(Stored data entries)
• • • • • • •

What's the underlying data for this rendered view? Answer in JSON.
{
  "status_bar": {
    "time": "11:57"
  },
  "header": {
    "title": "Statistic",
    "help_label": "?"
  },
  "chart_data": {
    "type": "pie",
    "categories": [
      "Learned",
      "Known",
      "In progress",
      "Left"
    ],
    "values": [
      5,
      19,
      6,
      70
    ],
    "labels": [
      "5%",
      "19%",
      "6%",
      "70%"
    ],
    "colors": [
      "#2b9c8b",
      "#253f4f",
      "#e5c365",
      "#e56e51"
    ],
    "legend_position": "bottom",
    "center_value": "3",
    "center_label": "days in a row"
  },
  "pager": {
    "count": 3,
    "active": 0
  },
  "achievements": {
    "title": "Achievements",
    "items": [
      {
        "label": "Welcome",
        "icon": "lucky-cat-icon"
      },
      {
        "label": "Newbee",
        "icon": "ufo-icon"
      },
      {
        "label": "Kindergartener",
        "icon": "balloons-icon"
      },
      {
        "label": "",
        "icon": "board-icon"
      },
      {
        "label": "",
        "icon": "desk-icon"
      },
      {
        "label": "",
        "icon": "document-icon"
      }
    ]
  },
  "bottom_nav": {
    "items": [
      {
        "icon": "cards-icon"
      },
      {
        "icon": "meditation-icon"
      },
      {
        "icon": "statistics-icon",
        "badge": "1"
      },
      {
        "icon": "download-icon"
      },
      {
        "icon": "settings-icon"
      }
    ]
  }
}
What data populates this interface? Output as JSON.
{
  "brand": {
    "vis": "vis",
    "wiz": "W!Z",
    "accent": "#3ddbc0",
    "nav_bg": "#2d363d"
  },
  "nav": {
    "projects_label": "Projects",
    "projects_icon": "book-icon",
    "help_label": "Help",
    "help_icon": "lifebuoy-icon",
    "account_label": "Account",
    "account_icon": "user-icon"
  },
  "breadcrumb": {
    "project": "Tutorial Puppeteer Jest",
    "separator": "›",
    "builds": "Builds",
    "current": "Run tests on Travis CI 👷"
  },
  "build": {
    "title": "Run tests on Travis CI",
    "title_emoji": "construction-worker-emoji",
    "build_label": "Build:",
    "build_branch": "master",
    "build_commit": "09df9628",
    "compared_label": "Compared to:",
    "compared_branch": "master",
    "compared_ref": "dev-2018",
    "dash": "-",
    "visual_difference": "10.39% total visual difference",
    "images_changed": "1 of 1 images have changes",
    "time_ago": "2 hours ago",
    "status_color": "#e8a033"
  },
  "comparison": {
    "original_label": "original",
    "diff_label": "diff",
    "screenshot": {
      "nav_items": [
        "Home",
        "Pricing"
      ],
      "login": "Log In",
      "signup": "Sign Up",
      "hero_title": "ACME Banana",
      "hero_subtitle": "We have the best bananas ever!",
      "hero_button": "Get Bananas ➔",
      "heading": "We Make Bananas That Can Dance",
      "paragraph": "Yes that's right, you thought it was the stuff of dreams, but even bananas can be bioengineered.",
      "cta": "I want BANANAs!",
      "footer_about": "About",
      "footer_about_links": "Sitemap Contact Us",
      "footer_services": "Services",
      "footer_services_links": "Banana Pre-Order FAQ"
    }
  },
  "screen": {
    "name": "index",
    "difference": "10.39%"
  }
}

• • • • • • •

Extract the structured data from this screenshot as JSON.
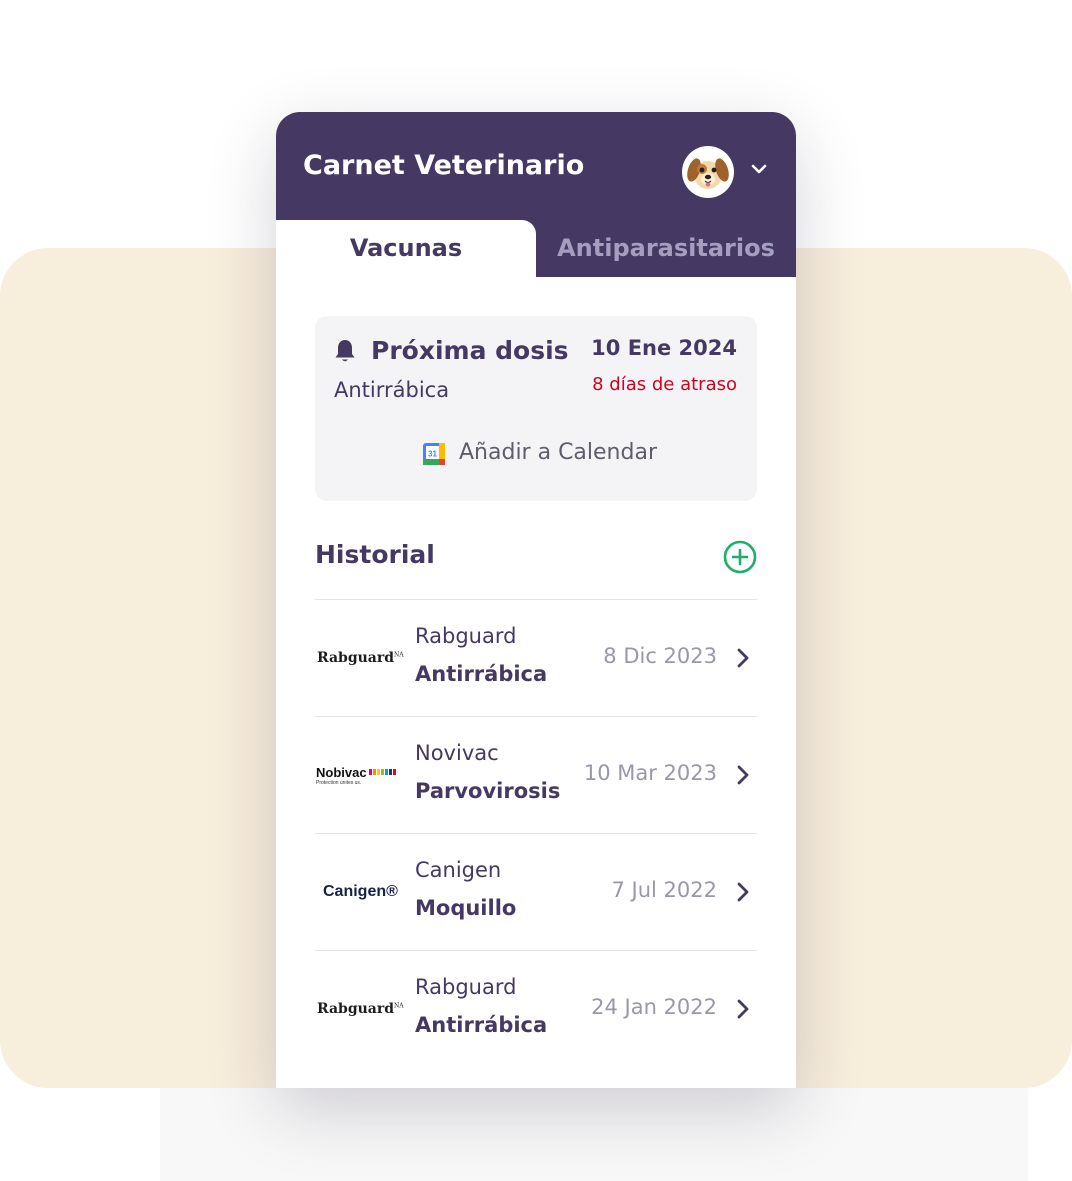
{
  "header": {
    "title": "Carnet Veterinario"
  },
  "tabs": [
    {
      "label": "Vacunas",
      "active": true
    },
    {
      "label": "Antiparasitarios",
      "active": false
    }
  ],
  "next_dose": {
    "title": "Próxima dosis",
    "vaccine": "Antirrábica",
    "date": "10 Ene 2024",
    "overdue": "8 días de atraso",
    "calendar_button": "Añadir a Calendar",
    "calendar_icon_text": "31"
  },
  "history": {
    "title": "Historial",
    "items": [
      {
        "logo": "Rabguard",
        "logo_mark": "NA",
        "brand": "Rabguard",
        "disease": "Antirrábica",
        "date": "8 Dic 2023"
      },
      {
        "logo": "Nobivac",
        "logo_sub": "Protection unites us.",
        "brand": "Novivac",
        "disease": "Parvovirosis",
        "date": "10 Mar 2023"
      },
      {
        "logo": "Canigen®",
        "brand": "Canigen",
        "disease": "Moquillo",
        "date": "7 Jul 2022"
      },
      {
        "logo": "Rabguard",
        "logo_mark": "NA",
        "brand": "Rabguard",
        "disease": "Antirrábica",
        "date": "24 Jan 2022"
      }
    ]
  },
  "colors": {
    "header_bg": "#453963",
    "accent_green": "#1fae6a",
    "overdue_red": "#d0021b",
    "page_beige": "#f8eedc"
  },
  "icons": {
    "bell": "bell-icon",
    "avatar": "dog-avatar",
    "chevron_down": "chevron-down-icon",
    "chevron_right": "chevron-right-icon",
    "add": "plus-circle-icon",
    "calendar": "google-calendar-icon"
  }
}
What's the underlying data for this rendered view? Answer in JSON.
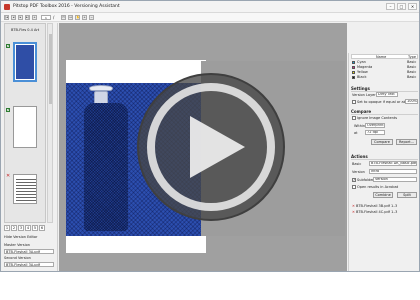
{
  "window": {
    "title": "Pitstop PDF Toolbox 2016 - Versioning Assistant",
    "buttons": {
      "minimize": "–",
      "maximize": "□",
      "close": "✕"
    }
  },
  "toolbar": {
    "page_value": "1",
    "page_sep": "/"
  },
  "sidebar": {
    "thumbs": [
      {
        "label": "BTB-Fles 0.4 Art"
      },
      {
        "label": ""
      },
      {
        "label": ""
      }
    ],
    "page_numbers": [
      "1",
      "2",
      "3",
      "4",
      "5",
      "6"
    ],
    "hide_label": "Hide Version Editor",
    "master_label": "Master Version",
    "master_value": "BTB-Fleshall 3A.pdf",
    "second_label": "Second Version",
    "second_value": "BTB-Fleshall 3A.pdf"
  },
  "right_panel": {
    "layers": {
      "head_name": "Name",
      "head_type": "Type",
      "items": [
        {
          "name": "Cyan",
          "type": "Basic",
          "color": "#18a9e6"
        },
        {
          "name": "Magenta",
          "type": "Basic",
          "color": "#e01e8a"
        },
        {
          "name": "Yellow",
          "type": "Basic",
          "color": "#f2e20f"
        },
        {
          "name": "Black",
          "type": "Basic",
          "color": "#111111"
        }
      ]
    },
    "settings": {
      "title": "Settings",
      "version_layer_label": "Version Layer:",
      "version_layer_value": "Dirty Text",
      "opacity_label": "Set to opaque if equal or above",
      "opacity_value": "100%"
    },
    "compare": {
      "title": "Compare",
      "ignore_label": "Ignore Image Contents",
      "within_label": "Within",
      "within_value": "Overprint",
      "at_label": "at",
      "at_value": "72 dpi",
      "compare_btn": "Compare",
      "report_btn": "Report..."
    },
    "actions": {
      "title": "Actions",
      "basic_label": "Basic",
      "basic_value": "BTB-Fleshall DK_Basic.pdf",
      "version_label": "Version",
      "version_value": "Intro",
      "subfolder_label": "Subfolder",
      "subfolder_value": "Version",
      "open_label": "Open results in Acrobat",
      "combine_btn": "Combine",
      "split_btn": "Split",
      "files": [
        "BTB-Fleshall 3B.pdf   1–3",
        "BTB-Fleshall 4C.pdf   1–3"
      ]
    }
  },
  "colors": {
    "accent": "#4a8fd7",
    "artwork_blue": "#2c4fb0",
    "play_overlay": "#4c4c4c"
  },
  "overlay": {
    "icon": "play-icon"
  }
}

• • • • • • •

=== Exercise details ===
Look for the word "JSON" and return every line where it occurs.

=== Reply to the task ===
What's the underlying data for this rendered view? Answer in JSON.
What data populates this interface? Output as JSON.
Extract the structured data from this screenshot as JSON.
What's the underlying data for this rendered view? Answer in JSON.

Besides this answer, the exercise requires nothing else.